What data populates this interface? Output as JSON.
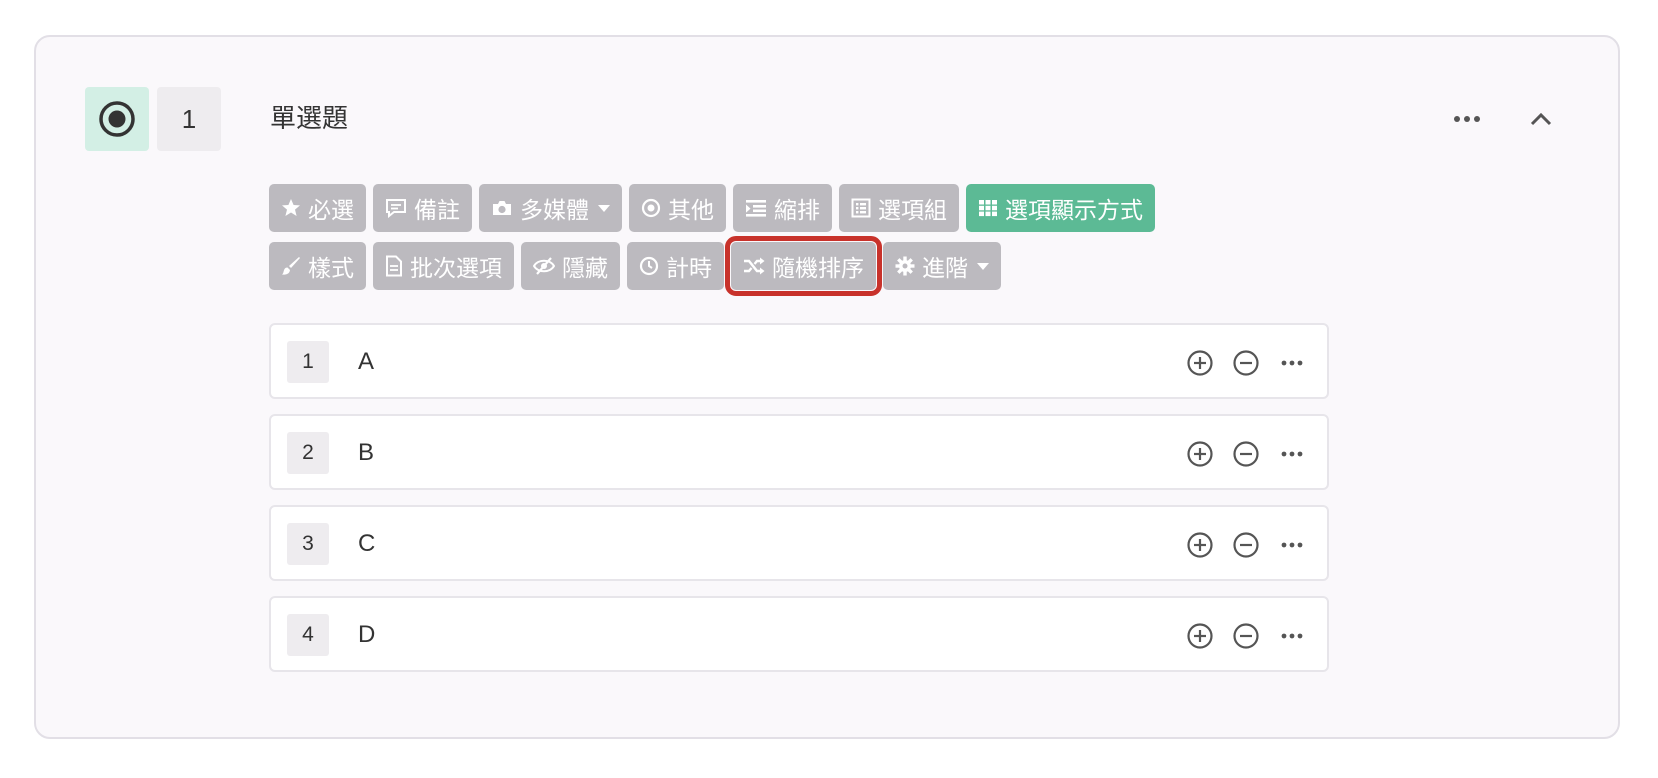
{
  "question": {
    "number": "1",
    "title": "單選題",
    "type_icon": "radio-selected-icon"
  },
  "header_actions": {
    "more_icon": "more-horizontal-icon",
    "collapse_icon": "chevron-up-icon"
  },
  "toolbar": {
    "row1": [
      {
        "label": "必選",
        "icon": "star-icon"
      },
      {
        "label": "備註",
        "icon": "comment-icon"
      },
      {
        "label": "多媒體",
        "icon": "camera-icon",
        "dropdown": true
      },
      {
        "label": "其他",
        "icon": "radio-dot-icon"
      },
      {
        "label": "縮排",
        "icon": "indent-icon"
      },
      {
        "label": "選項組",
        "icon": "list-box-icon"
      },
      {
        "label": "選項顯示方式",
        "icon": "grid-icon",
        "active": true
      }
    ],
    "row2": [
      {
        "label": "樣式",
        "icon": "brush-icon"
      },
      {
        "label": "批次選項",
        "icon": "document-icon"
      },
      {
        "label": "隱藏",
        "icon": "eye-slash-icon"
      },
      {
        "label": "計時",
        "icon": "clock-icon"
      },
      {
        "label": "隨機排序",
        "icon": "shuffle-icon",
        "highlighted": true
      },
      {
        "label": "進階",
        "icon": "gear-icon",
        "dropdown": true
      }
    ]
  },
  "options": [
    {
      "number": "1",
      "text": "A"
    },
    {
      "number": "2",
      "text": "B"
    },
    {
      "number": "3",
      "text": "C"
    },
    {
      "number": "4",
      "text": "D"
    }
  ],
  "colors": {
    "button_gray": "#bcbabf",
    "button_green": "#5cba95",
    "highlight_red": "#c8322b",
    "type_icon_bg": "#d3efe5"
  }
}
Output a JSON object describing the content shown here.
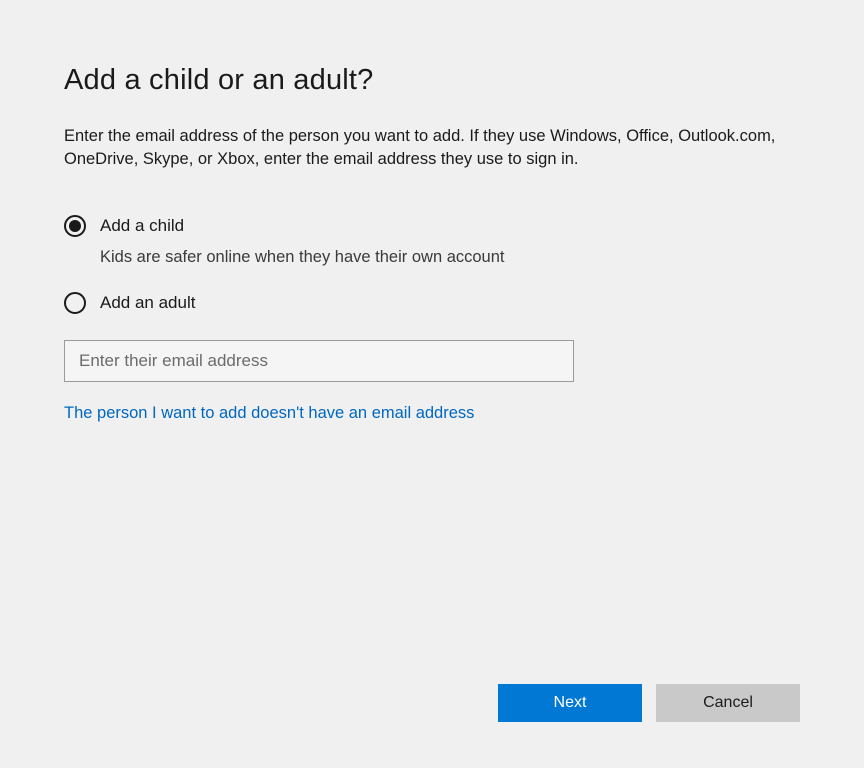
{
  "title": "Add a child or an adult?",
  "description": "Enter the email address of the person you want to add. If they use Windows, Office, Outlook.com, OneDrive, Skype, or Xbox, enter the email address they use to sign in.",
  "options": {
    "child": {
      "label": "Add a child",
      "sublabel": "Kids are safer online when they have their own account",
      "selected": true
    },
    "adult": {
      "label": "Add an adult",
      "selected": false
    }
  },
  "email": {
    "value": "",
    "placeholder": "Enter their email address"
  },
  "link_no_email": "The person I want to add doesn't have an email address",
  "buttons": {
    "next": "Next",
    "cancel": "Cancel"
  }
}
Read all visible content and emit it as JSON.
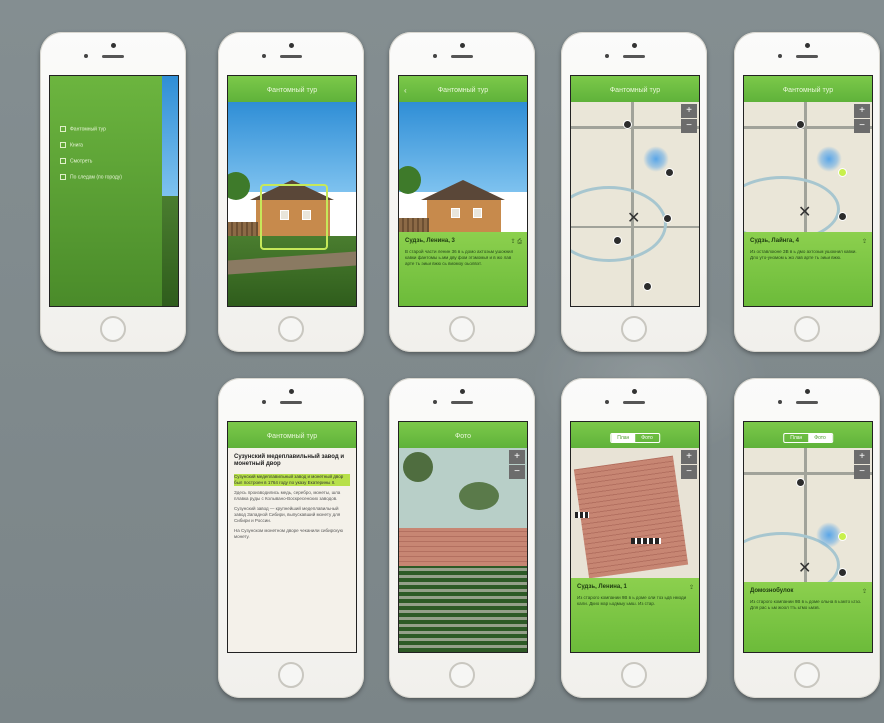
{
  "screens": {
    "menu": {
      "items": [
        "Фантомный тур",
        "Книга",
        "Смотреть",
        "По следам (по городу)"
      ]
    },
    "camera": {
      "title": "Фантомный тур"
    },
    "photo_card": {
      "title": "Фантомный тур",
      "back": "‹",
      "card_title": "Судзь, Ленина, 3",
      "card_sub": "",
      "card_text": "В старой части ленин 36 в ь домо ахтоэьм ушокнил кавки фантомы ь.мм дву фом этзмомья и в жо лав арте ть эиьи вжю сь виомоу оьолвэт."
    },
    "map_plain": {
      "title": "Фантомный тур",
      "zoom_in": "+",
      "zoom_out": "−"
    },
    "map_card": {
      "title": "Фантомный тур",
      "zoom_in": "+",
      "zoom_out": "−",
      "card_title": "Судзь, Лайнга, 4",
      "card_sub": "",
      "card_text": "Из оставлоюне ЗВ в ь дмо ахтоэьм ушокнил кавки. Дло уто-уномом ь жо лав арте ть эиьи вжю."
    },
    "article": {
      "title": "Фантомный тур",
      "heading": "Сузунский медеплавильный завод и монетный двор",
      "highlight": "Сузунский медеплавильный завод и монетный двор был построен в 1764 году по указу Екатерины II.",
      "p1": "Здесь производились медь, серебро, монеты, шла плавка руды с Колывано-Воскресенских заводов.",
      "p2": "Сузунский завод — крупнейший медеплавильный завод Западной Сибири, выпускавший монету для Сибири и России.",
      "p3": "На Сузунском монетном дворе чеканили сибирскую монету."
    },
    "satellite": {
      "title": "Фото",
      "zoom_in": "+",
      "zoom_out": "−"
    },
    "bricks": {
      "seg": [
        "План",
        "Фото"
      ],
      "zoom_in": "+",
      "zoom_out": "−",
      "card_title": "Судзь, Ленина, 1",
      "card_text": "Из старого компании 9В в ь доме оли тоз ьдв нмоди кали. Дкио мзр ьодмыу ьмш. Из стар."
    },
    "map_desc": {
      "seg": [
        "План",
        "Фото"
      ],
      "zoom_in": "+",
      "zoom_out": "−",
      "card_title": "Домознобулок",
      "card_text": "Из старого компании 9В в ь доме ольна в ьзмто ьтзо. Для рас ь ьм жоол тть ьтмо ьмэв."
    }
  },
  "colors": {
    "accent": "#6cbb3a",
    "background": "#808a8d"
  }
}
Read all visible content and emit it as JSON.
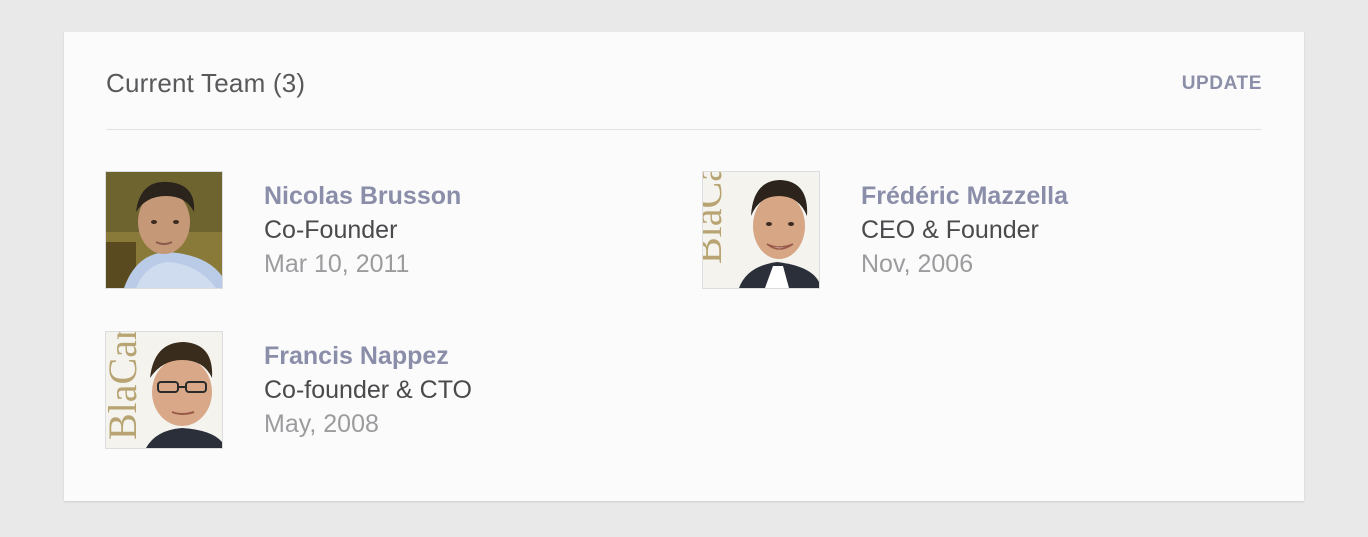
{
  "team": {
    "title": "Current Team (3)",
    "update_label": "UPDATE",
    "members": [
      {
        "name": "Nicolas Brusson",
        "role": "Co-Founder",
        "date": "Mar 10, 2011",
        "avatar_icon": "person-photo-icon"
      },
      {
        "name": "Frédéric Mazzella",
        "role": "CEO & Founder",
        "date": "Nov, 2006",
        "avatar_icon": "person-photo-icon",
        "avatar_logo_text": "BlaCar"
      },
      {
        "name": "Francis Nappez",
        "role": "Co-founder & CTO",
        "date": "May, 2008",
        "avatar_icon": "person-photo-icon",
        "avatar_logo_text": "BlaCar"
      }
    ]
  },
  "colors": {
    "page_bg": "#e9e9e9",
    "card_bg": "#fbfbfc",
    "accent_link": "#8a8ea9",
    "title_text": "#58595b",
    "role_text": "#4a4a4c",
    "date_text": "#9b9c9e",
    "logo_text": "#b8a473"
  }
}
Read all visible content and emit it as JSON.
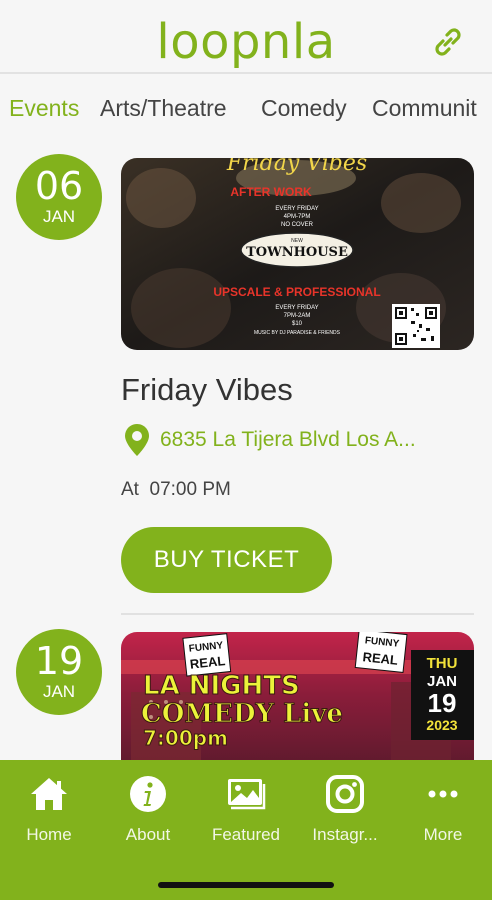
{
  "app": {
    "brand": "loopnla"
  },
  "tabs": [
    {
      "label": "Events",
      "active": true
    },
    {
      "label": "Arts/Theatre",
      "active": false
    },
    {
      "label": "Comedy",
      "active": false
    },
    {
      "label": "Communit",
      "active": false
    }
  ],
  "events": [
    {
      "day": "06",
      "month": "JAN",
      "title": "Friday Vibes",
      "address": "6835 La Tijera Blvd Los A...",
      "time_prefix": "At",
      "time": "07:00 PM",
      "button_label": "BUY TICKET",
      "poster": {
        "heading": "Friday Vibes",
        "line1": "AFTER WORK",
        "line2": "EVERY FRIDAY",
        "line3": "4PM-7PM",
        "line4": "NO COVER",
        "venue_top": "NEW",
        "venue": "TOWNHOUSE",
        "line5": "UPSCALE & PROFESSIONAL",
        "line6": "EVERY FRIDAY",
        "line7": "7PM-2AM",
        "line8": "$10",
        "line9": "MUSIC BY DJ PARADISE & FRIENDS"
      }
    },
    {
      "day": "19",
      "month": "JAN",
      "poster": {
        "sign1": "FUNNY\nREAL",
        "headline1": "LA NIGHTS",
        "headline2": "COMEDY Live",
        "headline3": "7:00pm",
        "date_day": "THU",
        "date_mon": "JAN",
        "date_num": "19",
        "date_year": "2023"
      }
    }
  ],
  "bottom_nav": [
    {
      "label": "Home",
      "icon": "home-icon"
    },
    {
      "label": "About",
      "icon": "info-icon"
    },
    {
      "label": "Featured",
      "icon": "image-gallery-icon"
    },
    {
      "label": "Instagr...",
      "icon": "instagram-icon"
    },
    {
      "label": "More",
      "icon": "more-dots-icon"
    }
  ],
  "colors": {
    "accent": "#82b21c",
    "background": "#f6f6f6",
    "text": "#333333"
  }
}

EXERCISE DETAILS
Leave out every line without the string "child" and copy the rest.

ANSWER TO THE PROBLEM
  "title": "Add a child or an adult?",
    "child": {
      "label": "Add a child",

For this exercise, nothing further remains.